##### Data extract

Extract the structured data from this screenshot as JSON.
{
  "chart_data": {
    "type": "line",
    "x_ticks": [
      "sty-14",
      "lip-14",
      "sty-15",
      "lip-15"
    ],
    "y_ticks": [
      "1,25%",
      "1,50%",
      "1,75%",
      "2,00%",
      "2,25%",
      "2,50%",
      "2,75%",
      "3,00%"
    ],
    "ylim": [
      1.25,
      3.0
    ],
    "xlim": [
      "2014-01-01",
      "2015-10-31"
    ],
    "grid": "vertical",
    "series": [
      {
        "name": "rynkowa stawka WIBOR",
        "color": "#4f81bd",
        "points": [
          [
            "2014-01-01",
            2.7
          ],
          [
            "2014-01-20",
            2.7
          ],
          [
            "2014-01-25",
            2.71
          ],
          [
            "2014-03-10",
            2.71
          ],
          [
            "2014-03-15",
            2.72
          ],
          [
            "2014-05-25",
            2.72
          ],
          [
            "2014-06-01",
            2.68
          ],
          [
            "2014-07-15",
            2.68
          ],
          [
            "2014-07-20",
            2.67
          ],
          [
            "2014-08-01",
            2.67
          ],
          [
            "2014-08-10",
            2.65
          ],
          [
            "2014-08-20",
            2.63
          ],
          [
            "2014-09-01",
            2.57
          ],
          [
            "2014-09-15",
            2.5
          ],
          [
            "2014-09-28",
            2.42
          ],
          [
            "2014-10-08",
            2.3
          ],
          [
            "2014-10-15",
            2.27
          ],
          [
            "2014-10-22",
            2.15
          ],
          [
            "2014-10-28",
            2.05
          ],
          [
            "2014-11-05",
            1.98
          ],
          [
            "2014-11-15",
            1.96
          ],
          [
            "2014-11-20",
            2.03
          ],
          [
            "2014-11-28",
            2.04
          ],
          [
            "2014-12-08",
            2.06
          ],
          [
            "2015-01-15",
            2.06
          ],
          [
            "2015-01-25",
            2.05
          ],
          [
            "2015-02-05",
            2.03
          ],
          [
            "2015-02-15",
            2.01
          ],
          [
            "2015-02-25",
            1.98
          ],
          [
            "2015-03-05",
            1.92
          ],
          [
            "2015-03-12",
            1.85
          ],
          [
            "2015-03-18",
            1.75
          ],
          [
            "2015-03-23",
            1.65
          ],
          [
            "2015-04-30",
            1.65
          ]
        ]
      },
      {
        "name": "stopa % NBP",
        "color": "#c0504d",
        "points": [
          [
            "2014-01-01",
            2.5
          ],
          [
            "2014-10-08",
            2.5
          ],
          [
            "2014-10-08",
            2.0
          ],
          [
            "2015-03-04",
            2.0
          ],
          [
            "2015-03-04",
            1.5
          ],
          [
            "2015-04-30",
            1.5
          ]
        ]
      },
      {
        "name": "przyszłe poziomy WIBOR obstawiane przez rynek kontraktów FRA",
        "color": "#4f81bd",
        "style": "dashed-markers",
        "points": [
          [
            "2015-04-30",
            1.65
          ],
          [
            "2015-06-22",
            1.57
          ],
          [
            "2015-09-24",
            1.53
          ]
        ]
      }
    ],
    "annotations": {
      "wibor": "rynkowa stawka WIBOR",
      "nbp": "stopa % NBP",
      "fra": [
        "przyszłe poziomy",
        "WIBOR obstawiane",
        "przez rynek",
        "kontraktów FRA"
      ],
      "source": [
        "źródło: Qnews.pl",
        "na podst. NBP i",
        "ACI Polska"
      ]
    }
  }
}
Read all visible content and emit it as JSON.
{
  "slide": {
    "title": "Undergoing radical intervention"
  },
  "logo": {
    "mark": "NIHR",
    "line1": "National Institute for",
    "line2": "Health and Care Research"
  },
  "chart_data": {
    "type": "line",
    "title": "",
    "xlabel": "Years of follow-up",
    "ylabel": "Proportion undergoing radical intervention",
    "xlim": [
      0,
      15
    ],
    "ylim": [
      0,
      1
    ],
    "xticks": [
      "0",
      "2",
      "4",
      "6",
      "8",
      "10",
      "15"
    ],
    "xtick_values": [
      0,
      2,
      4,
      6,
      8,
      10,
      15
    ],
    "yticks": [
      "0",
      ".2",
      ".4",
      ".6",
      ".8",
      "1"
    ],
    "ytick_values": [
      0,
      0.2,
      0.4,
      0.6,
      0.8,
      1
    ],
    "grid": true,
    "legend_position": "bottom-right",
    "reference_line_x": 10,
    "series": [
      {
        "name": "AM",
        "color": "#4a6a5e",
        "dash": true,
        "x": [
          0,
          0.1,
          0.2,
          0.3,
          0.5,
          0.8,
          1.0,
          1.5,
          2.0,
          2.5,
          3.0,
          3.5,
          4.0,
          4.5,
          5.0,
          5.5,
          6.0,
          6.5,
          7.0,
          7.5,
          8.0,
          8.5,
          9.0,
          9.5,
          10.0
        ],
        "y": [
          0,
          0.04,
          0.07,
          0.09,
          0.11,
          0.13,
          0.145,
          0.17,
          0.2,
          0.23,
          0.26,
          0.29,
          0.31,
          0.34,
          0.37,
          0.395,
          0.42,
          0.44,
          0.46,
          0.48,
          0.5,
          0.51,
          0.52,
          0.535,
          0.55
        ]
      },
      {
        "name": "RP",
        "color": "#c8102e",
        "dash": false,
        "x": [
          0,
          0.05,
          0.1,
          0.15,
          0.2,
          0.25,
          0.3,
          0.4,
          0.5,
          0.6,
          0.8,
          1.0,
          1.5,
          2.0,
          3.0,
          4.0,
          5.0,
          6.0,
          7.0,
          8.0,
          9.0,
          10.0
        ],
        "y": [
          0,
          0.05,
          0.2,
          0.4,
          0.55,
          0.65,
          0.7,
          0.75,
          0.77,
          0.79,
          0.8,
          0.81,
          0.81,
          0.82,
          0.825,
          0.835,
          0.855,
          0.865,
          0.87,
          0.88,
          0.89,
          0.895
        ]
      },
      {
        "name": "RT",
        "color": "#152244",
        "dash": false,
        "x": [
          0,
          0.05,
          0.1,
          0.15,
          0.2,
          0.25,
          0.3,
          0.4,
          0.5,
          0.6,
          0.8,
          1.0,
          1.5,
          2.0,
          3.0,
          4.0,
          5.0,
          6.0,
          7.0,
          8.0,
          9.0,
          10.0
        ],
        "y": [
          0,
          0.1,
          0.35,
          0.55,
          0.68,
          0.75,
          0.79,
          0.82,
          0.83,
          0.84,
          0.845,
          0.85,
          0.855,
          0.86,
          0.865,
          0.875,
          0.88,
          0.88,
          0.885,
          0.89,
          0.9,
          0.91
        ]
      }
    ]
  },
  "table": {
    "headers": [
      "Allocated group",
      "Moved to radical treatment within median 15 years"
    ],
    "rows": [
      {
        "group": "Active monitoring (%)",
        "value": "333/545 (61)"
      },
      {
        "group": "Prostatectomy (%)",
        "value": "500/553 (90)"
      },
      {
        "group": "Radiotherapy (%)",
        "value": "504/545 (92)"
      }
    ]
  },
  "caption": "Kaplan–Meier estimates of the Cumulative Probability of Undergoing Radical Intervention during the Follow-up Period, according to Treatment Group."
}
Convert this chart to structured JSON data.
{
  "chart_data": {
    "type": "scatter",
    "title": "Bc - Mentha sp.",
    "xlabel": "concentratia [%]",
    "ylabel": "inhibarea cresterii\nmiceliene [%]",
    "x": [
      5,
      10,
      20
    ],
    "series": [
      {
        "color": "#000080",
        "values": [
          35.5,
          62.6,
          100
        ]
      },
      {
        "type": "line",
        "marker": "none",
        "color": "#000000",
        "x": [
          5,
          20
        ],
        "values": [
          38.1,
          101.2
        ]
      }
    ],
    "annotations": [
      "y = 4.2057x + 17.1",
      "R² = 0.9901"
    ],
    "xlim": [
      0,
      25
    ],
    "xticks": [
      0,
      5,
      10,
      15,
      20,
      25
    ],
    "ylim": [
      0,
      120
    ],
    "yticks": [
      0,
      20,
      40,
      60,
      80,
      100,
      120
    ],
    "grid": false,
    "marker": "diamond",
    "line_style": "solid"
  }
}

##########

For each line in the data above that contains the string "title", extract the line.

=== Response to this exercise ===
    "title": "Undergoing radical intervention"
    "title": "",
    "title": "Bc - Mentha sp.",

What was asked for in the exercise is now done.